=== Material for this task ===

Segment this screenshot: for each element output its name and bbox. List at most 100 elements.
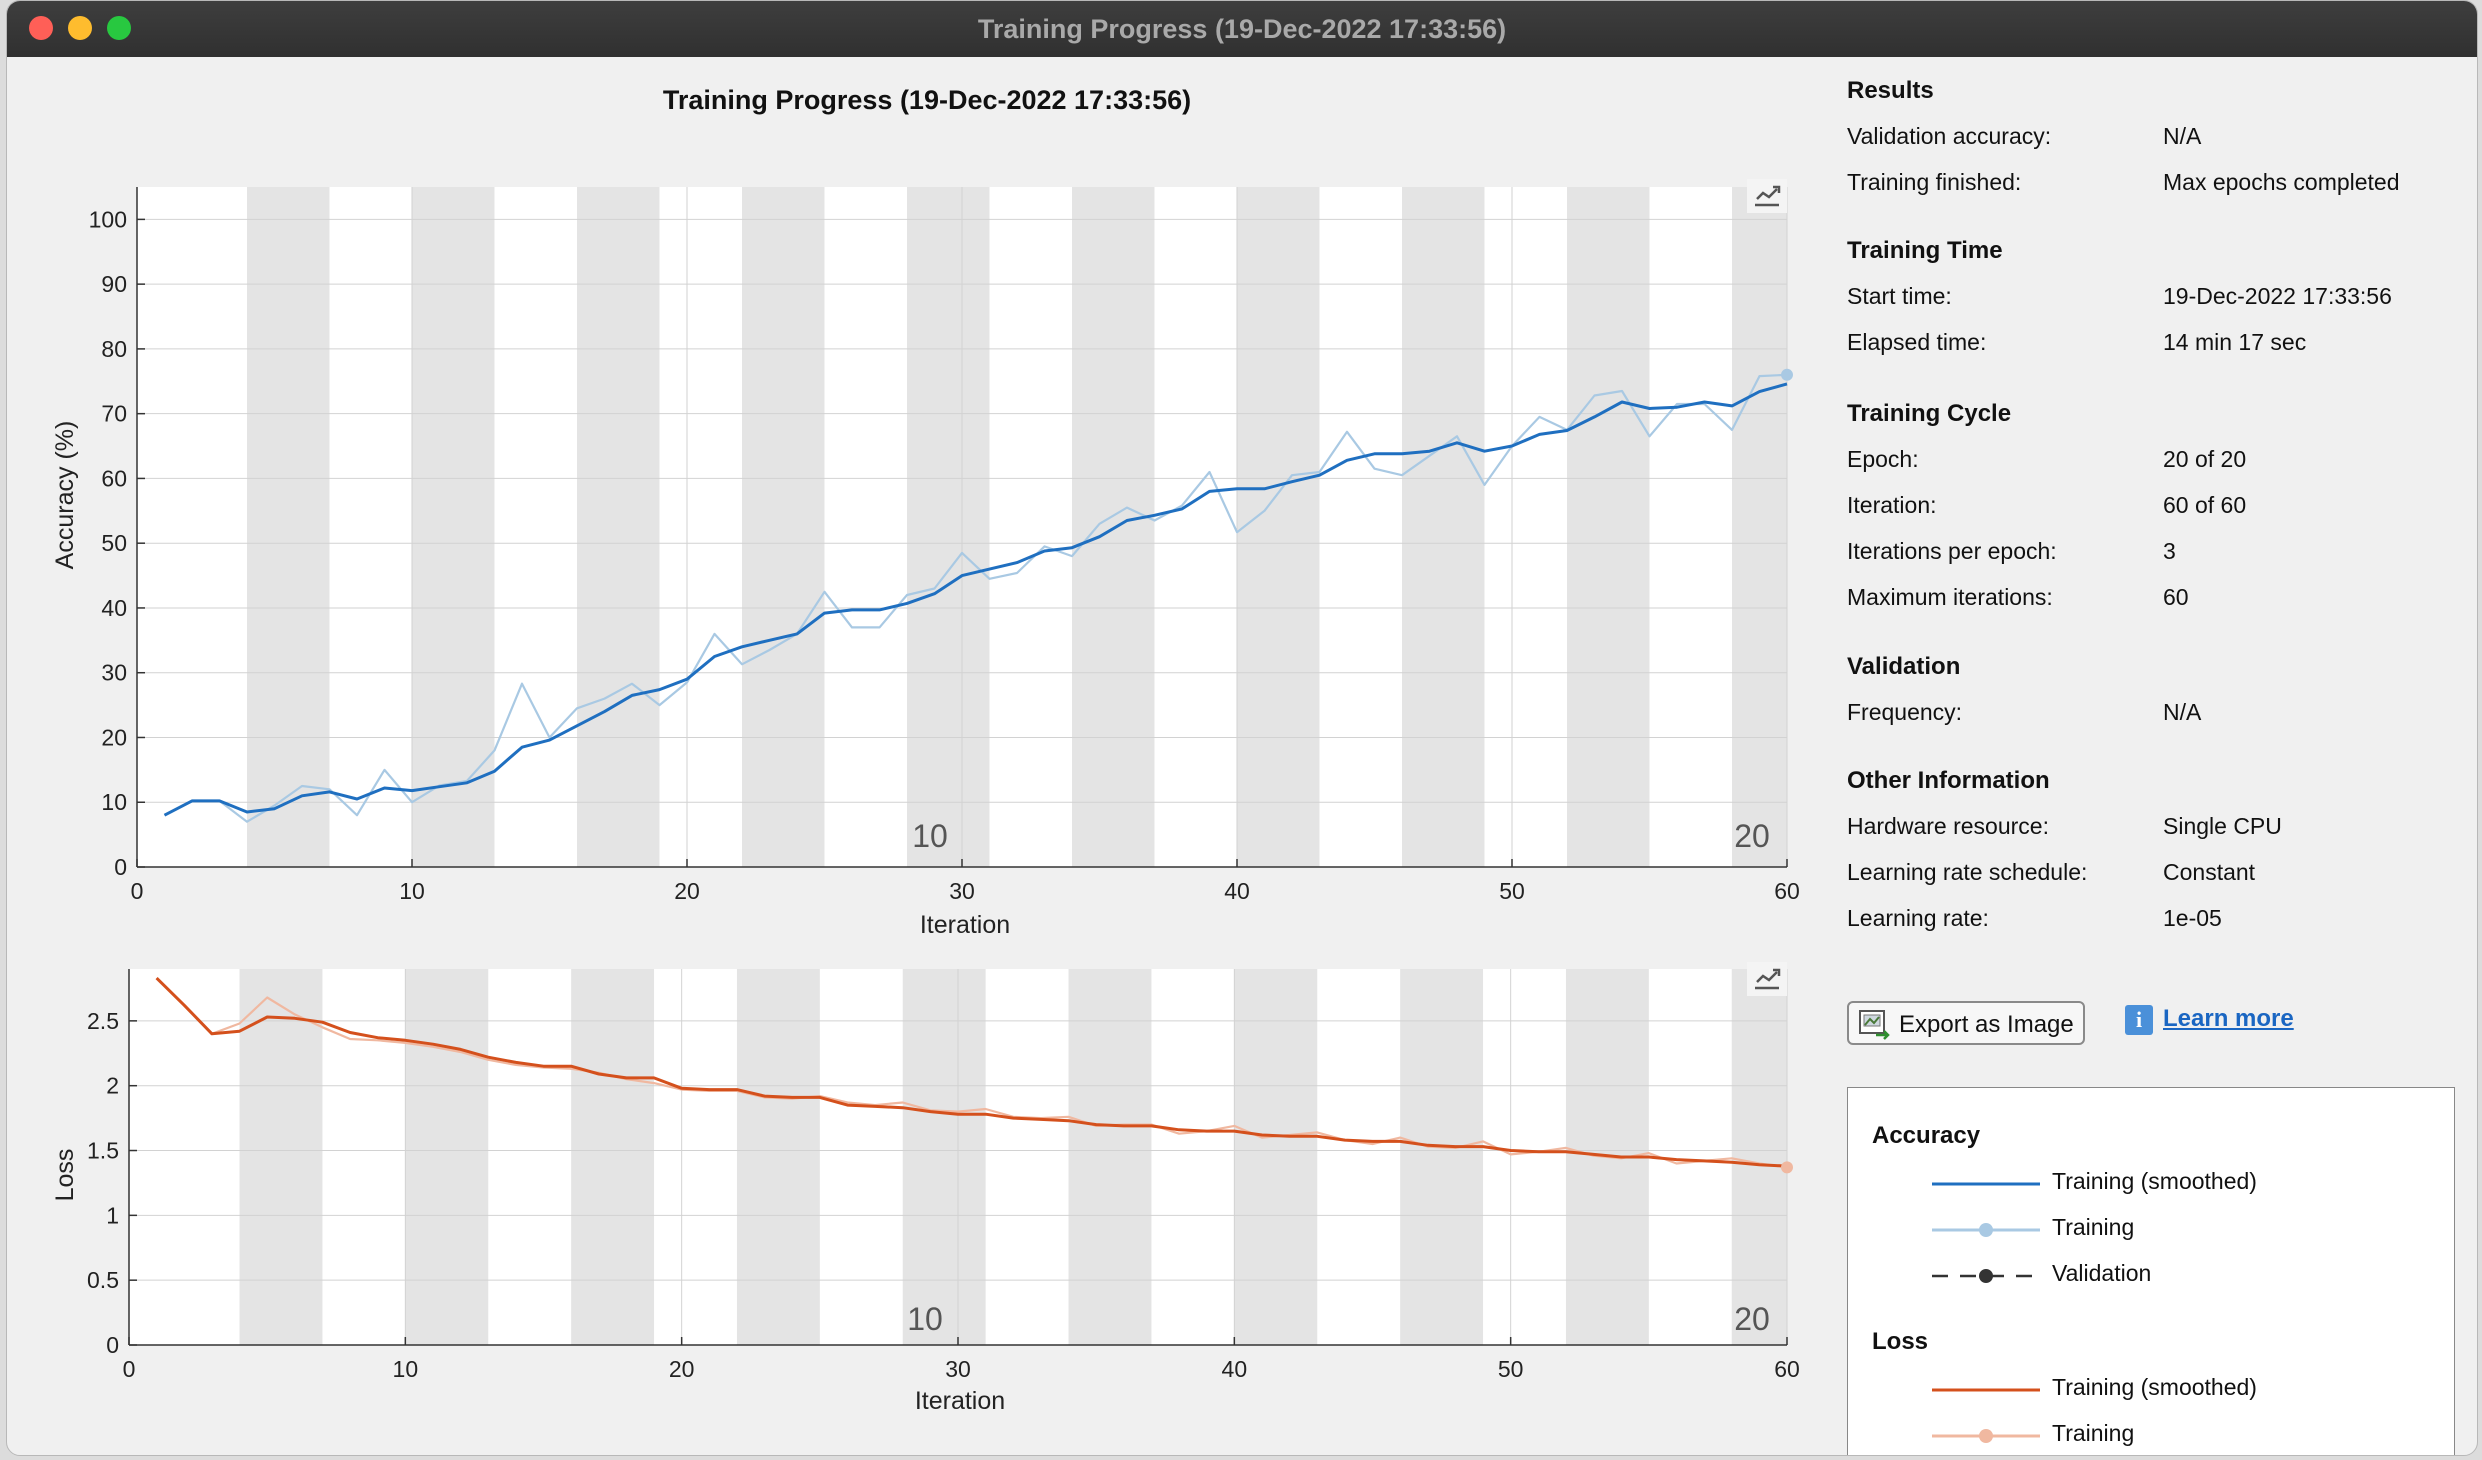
accuracy-axes: 0 10 20 30 40 50 60 70 80 90 100 0 10 20 30 40 50 60 xyxy=(89,187,1800,904)
accuracy-y-tick-label: 80 xyxy=(101,336,127,362)
loss-epoch-band xyxy=(1400,969,1484,1345)
accuracy-x-tick-label: 20 xyxy=(674,878,700,904)
accuracy-chart-title: Training Progress (19-Dec-2022 17:33:56) xyxy=(663,85,1191,115)
loss-x-tick-label: 30 xyxy=(945,1356,971,1382)
frequency-label: Frequency: xyxy=(1847,699,1963,725)
legend-loss-smoothed-label: Training (smoothed) xyxy=(2052,1374,2257,1400)
validation-accuracy-label: Validation accuracy: xyxy=(1847,123,2052,149)
loss-epoch-marker-10: 10 xyxy=(907,1301,943,1337)
loss-y-tick-label: 1.5 xyxy=(87,1138,119,1164)
accuracy-last-point xyxy=(1781,368,1793,381)
loss-epoch-band xyxy=(405,969,489,1345)
accuracy-y-tick-label: 10 xyxy=(101,789,127,815)
loss-epoch-band xyxy=(1234,969,1318,1345)
loss-epoch-marker-20: 20 xyxy=(1734,1301,1770,1337)
loss-epoch-band xyxy=(239,969,323,1345)
training-progress-window: Training Progress (19-Dec-2022 17:33:56)… xyxy=(6,0,2478,1456)
legend-loss-training-label: Training xyxy=(2052,1420,2135,1446)
accuracy-y-tick-label: 30 xyxy=(101,660,127,686)
maximum-iterations-label: Maximum iterations: xyxy=(1847,584,2053,610)
accuracy-epoch-band xyxy=(1567,187,1650,867)
loss-y-tick-label: 2.5 xyxy=(87,1008,119,1034)
export-button-label: Export as Image xyxy=(1899,1011,2074,1038)
loss-epoch-band xyxy=(736,969,820,1345)
accuracy-epoch-band xyxy=(1237,187,1320,867)
legend-loss-smoothed-swatch xyxy=(1932,1388,2040,1392)
loss-x-tick-label: 0 xyxy=(123,1356,136,1382)
accuracy-y-tick-label: 70 xyxy=(101,401,127,427)
iterations-per-epoch-value: 3 xyxy=(2163,538,2176,564)
legend-loss-training-swatch xyxy=(1932,1429,2040,1443)
export-as-image-button[interactable]: Export as Image xyxy=(1847,1001,2085,1045)
iteration-label: Iteration: xyxy=(1847,492,1937,518)
legend-accuracy-training-swatch xyxy=(1932,1223,2040,1237)
learning-rate-schedule-value: Constant xyxy=(2163,859,2256,885)
accuracy-x-tick-label: 10 xyxy=(399,878,425,904)
loss-ylabel: Loss xyxy=(51,1149,79,1202)
learn-more-link[interactable]: Learn more xyxy=(2163,1005,2294,1032)
charts-svg: Training Progress (19-Dec-2022 17:33:56)… xyxy=(51,85,1800,1415)
frequency-value: N/A xyxy=(2163,699,2202,725)
accuracy-y-tick-label: 0 xyxy=(114,854,127,880)
export-axes-icon[interactable] xyxy=(1747,179,1787,213)
training-cycle-heading: Training Cycle xyxy=(1847,400,2012,427)
loss-axes: 0 0.5 1 1.5 2 2.5 0 10 20 30 40 50 60 xyxy=(87,969,1800,1382)
loss-y-tick-label: 0.5 xyxy=(87,1267,119,1293)
accuracy-x-tick-label: 60 xyxy=(1774,878,1800,904)
results-heading: Results xyxy=(1847,77,1934,104)
loss-smoothed-line xyxy=(155,977,1788,1168)
accuracy-x-tick-label: 0 xyxy=(131,878,144,904)
zoom-window-button[interactable] xyxy=(107,16,131,40)
hardware-resource-label: Hardware resource: xyxy=(1847,813,2049,839)
loss-last-point xyxy=(1781,1161,1793,1174)
loss-y-tick-label: 2 xyxy=(106,1073,119,1099)
title-bar: Training Progress (19-Dec-2022 17:33:56) xyxy=(7,1,2477,57)
accuracy-epoch-band xyxy=(412,187,495,867)
loss-epoch-band xyxy=(571,969,655,1345)
legend-accuracy-heading: Accuracy xyxy=(1872,1122,1981,1149)
loss-xlabel: Iteration xyxy=(915,1387,1005,1415)
elapsed-time-label: Elapsed time: xyxy=(1847,329,1987,355)
training-time-heading: Training Time xyxy=(1847,237,2003,264)
loss-y-tick-label: 1 xyxy=(106,1202,119,1228)
maximum-iterations-value: 60 xyxy=(2163,584,2189,610)
accuracy-epoch-band xyxy=(1732,187,1787,867)
loss-x-tick-label: 10 xyxy=(393,1356,419,1382)
minimize-window-button[interactable] xyxy=(68,16,92,40)
window-title: Training Progress (19-Dec-2022 17:33:56) xyxy=(977,14,1507,44)
close-window-button[interactable] xyxy=(29,16,53,40)
legend-loss-heading: Loss xyxy=(1872,1328,1929,1355)
accuracy-smoothed-line xyxy=(163,382,1788,817)
loss-x-tick-label: 60 xyxy=(1774,1356,1800,1382)
accuracy-x-tick-label: 30 xyxy=(949,878,975,904)
loss-epoch-band xyxy=(1068,969,1152,1345)
loss-epoch-band xyxy=(1731,969,1787,1345)
legend-validation-swatch xyxy=(1932,1269,2040,1283)
legend-validation-label: Validation xyxy=(2052,1260,2152,1286)
accuracy-epoch-marker-20: 20 xyxy=(1734,818,1770,854)
accuracy-epoch-band xyxy=(907,187,990,867)
accuracy-y-tick-label: 60 xyxy=(101,465,127,491)
loss-y-tick-label: 0 xyxy=(106,1332,119,1358)
export-axes-icon[interactable] xyxy=(1747,962,1787,996)
learning-rate-label: Learning rate: xyxy=(1847,905,1989,931)
loss-x-tick-label: 20 xyxy=(669,1356,695,1382)
image-export-icon xyxy=(1859,1010,1890,1040)
epoch-value: 20 of 20 xyxy=(2163,446,2247,472)
epoch-label: Epoch: xyxy=(1847,446,1919,472)
accuracy-x-tick-label: 40 xyxy=(1224,878,1250,904)
accuracy-y-tick-label: 50 xyxy=(101,530,127,556)
accuracy-epoch-band xyxy=(247,187,330,867)
hardware-resource-value: Single CPU xyxy=(2163,813,2282,839)
accuracy-y-tick-label: 20 xyxy=(101,724,127,750)
accuracy-epoch-band xyxy=(1402,187,1485,867)
validation-heading: Validation xyxy=(1847,653,1961,680)
accuracy-y-tick-label: 90 xyxy=(101,271,127,297)
start-time-label: Start time: xyxy=(1847,283,1952,309)
legend-accuracy-smoothed-label: Training (smoothed) xyxy=(2052,1168,2257,1194)
iteration-value: 60 of 60 xyxy=(2163,492,2247,518)
learning-rate-schedule-label: Learning rate schedule: xyxy=(1847,859,2088,885)
accuracy-xlabel: Iteration xyxy=(920,911,1010,939)
legend-box: Accuracy Training (smoothed) Training Va… xyxy=(1847,1087,2455,1455)
accuracy-ylabel: Accuracy (%) xyxy=(51,421,79,570)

===

● **Objective**
Please update these lines so that "Single CPU" reads "Single GPU" and everything else stays the same, leaving out the pictures.

● **Result of the task**
Segment this screenshot: for each element output its name and bbox. List at most 100 elements.
accuracy-axes: 0 10 20 30 40 50 60 70 80 90 100 0 10 20 30 40 50 60 xyxy=(89,187,1800,904)
accuracy-y-tick-label: 80 xyxy=(101,336,127,362)
loss-epoch-band xyxy=(1400,969,1484,1345)
accuracy-x-tick-label: 20 xyxy=(674,878,700,904)
accuracy-chart-title: Training Progress (19-Dec-2022 17:33:56) xyxy=(663,85,1191,115)
loss-x-tick-label: 30 xyxy=(945,1356,971,1382)
frequency-label: Frequency: xyxy=(1847,699,1963,725)
legend-loss-smoothed-label: Training (smoothed) xyxy=(2052,1374,2257,1400)
validation-accuracy-label: Validation accuracy: xyxy=(1847,123,2052,149)
loss-epoch-marker-10: 10 xyxy=(907,1301,943,1337)
loss-y-tick-label: 1.5 xyxy=(87,1138,119,1164)
accuracy-last-point xyxy=(1781,368,1793,381)
loss-epoch-band xyxy=(405,969,489,1345)
accuracy-y-tick-label: 10 xyxy=(101,789,127,815)
loss-epoch-band xyxy=(1234,969,1318,1345)
loss-epoch-marker-20: 20 xyxy=(1734,1301,1770,1337)
loss-epoch-band xyxy=(239,969,323,1345)
training-progress-window: Training Progress (19-Dec-2022 17:33:56)… xyxy=(6,0,2478,1456)
legend-loss-training-label: Training xyxy=(2052,1420,2135,1446)
accuracy-y-tick-label: 30 xyxy=(101,660,127,686)
maximum-iterations-label: Maximum iterations: xyxy=(1847,584,2053,610)
accuracy-epoch-band xyxy=(1567,187,1650,867)
loss-y-tick-label: 2.5 xyxy=(87,1008,119,1034)
export-button-label: Export as Image xyxy=(1899,1011,2074,1038)
loss-epoch-band xyxy=(736,969,820,1345)
accuracy-epoch-band xyxy=(1237,187,1320,867)
legend-loss-smoothed-swatch xyxy=(1932,1388,2040,1392)
loss-x-tick-label: 0 xyxy=(123,1356,136,1382)
accuracy-y-tick-label: 70 xyxy=(101,401,127,427)
iterations-per-epoch-value: 3 xyxy=(2163,538,2176,564)
legend-loss-training-swatch xyxy=(1932,1429,2040,1443)
export-as-image-button[interactable]: Export as Image xyxy=(1847,1001,2085,1045)
iteration-label: Iteration: xyxy=(1847,492,1937,518)
legend-accuracy-training-swatch xyxy=(1932,1223,2040,1237)
learning-rate-schedule-value: Constant xyxy=(2163,859,2256,885)
accuracy-x-tick-label: 10 xyxy=(399,878,425,904)
loss-ylabel: Loss xyxy=(51,1149,79,1202)
learn-more-link[interactable]: Learn more xyxy=(2163,1005,2294,1032)
charts-svg: Training Progress (19-Dec-2022 17:33:56)… xyxy=(51,85,1800,1415)
frequency-value: N/A xyxy=(2163,699,2202,725)
accuracy-y-tick-label: 0 xyxy=(114,854,127,880)
export-axes-icon[interactable] xyxy=(1747,179,1787,213)
training-cycle-heading: Training Cycle xyxy=(1847,400,2012,427)
loss-axes: 0 0.5 1 1.5 2 2.5 0 10 20 30 40 50 60 xyxy=(87,969,1800,1382)
loss-y-tick-label: 0.5 xyxy=(87,1267,119,1293)
accuracy-x-tick-label: 60 xyxy=(1774,878,1800,904)
results-heading: Results xyxy=(1847,77,1934,104)
loss-smoothed-line xyxy=(155,977,1788,1168)
accuracy-x-tick-label: 0 xyxy=(131,878,144,904)
zoom-window-button[interactable] xyxy=(107,16,131,40)
hardware-resource-label: Hardware resource: xyxy=(1847,813,2049,839)
loss-last-point xyxy=(1781,1161,1793,1174)
loss-y-tick-label: 2 xyxy=(106,1073,119,1099)
title-bar: Training Progress (19-Dec-2022 17:33:56) xyxy=(7,1,2477,57)
accuracy-epoch-band xyxy=(412,187,495,867)
loss-epoch-band xyxy=(571,969,655,1345)
legend-accuracy-heading: Accuracy xyxy=(1872,1122,1981,1149)
loss-xlabel: Iteration xyxy=(915,1387,1005,1415)
elapsed-time-label: Elapsed time: xyxy=(1847,329,1987,355)
training-time-heading: Training Time xyxy=(1847,237,2003,264)
loss-y-tick-label: 1 xyxy=(106,1202,119,1228)
maximum-iterations-value: 60 xyxy=(2163,584,2189,610)
accuracy-epoch-band xyxy=(1732,187,1787,867)
loss-x-tick-label: 10 xyxy=(393,1356,419,1382)
minimize-window-button[interactable] xyxy=(68,16,92,40)
window-title: Training Progress (19-Dec-2022 17:33:56) xyxy=(977,14,1507,44)
close-window-button[interactable] xyxy=(29,16,53,40)
legend-loss-heading: Loss xyxy=(1872,1328,1929,1355)
accuracy-smoothed-line xyxy=(163,382,1788,817)
loss-x-tick-label: 60 xyxy=(1774,1356,1800,1382)
accuracy-x-tick-label: 30 xyxy=(949,878,975,904)
loss-epoch-band xyxy=(1068,969,1152,1345)
loss-epoch-band xyxy=(1731,969,1787,1345)
legend-validation-swatch xyxy=(1932,1269,2040,1283)
legend-validation-label: Validation xyxy=(2052,1260,2152,1286)
accuracy-epoch-marker-20: 20 xyxy=(1734,818,1770,854)
accuracy-epoch-band xyxy=(907,187,990,867)
accuracy-y-tick-label: 60 xyxy=(101,465,127,491)
loss-y-tick-label: 0 xyxy=(106,1332,119,1358)
export-axes-icon[interactable] xyxy=(1747,962,1787,996)
learning-rate-label: Learning rate: xyxy=(1847,905,1989,931)
loss-x-tick-label: 20 xyxy=(669,1356,695,1382)
image-export-icon xyxy=(1859,1010,1890,1040)
epoch-value: 20 of 20 xyxy=(2163,446,2247,472)
epoch-label: Epoch: xyxy=(1847,446,1919,472)
accuracy-x-tick-label: 40 xyxy=(1224,878,1250,904)
accuracy-y-tick-label: 50 xyxy=(101,530,127,556)
accuracy-epoch-band xyxy=(247,187,330,867)
hardware-resource-value: Single GPU xyxy=(2163,813,2282,839)
accuracy-y-tick-label: 20 xyxy=(101,724,127,750)
accuracy-epoch-band xyxy=(1402,187,1485,867)
validation-heading: Validation xyxy=(1847,653,1961,680)
accuracy-y-tick-label: 90 xyxy=(101,271,127,297)
start-time-label: Start time: xyxy=(1847,283,1952,309)
legend-accuracy-smoothed-label: Training (smoothed) xyxy=(2052,1168,2257,1194)
iteration-value: 60 of 60 xyxy=(2163,492,2247,518)
learning-rate-schedule-label: Learning rate schedule: xyxy=(1847,859,2088,885)
accuracy-xlabel: Iteration xyxy=(920,911,1010,939)
legend-box: Accuracy Training (smoothed) Training Va… xyxy=(1847,1087,2455,1455)
accuracy-ylabel: Accuracy (%) xyxy=(51,421,79,570)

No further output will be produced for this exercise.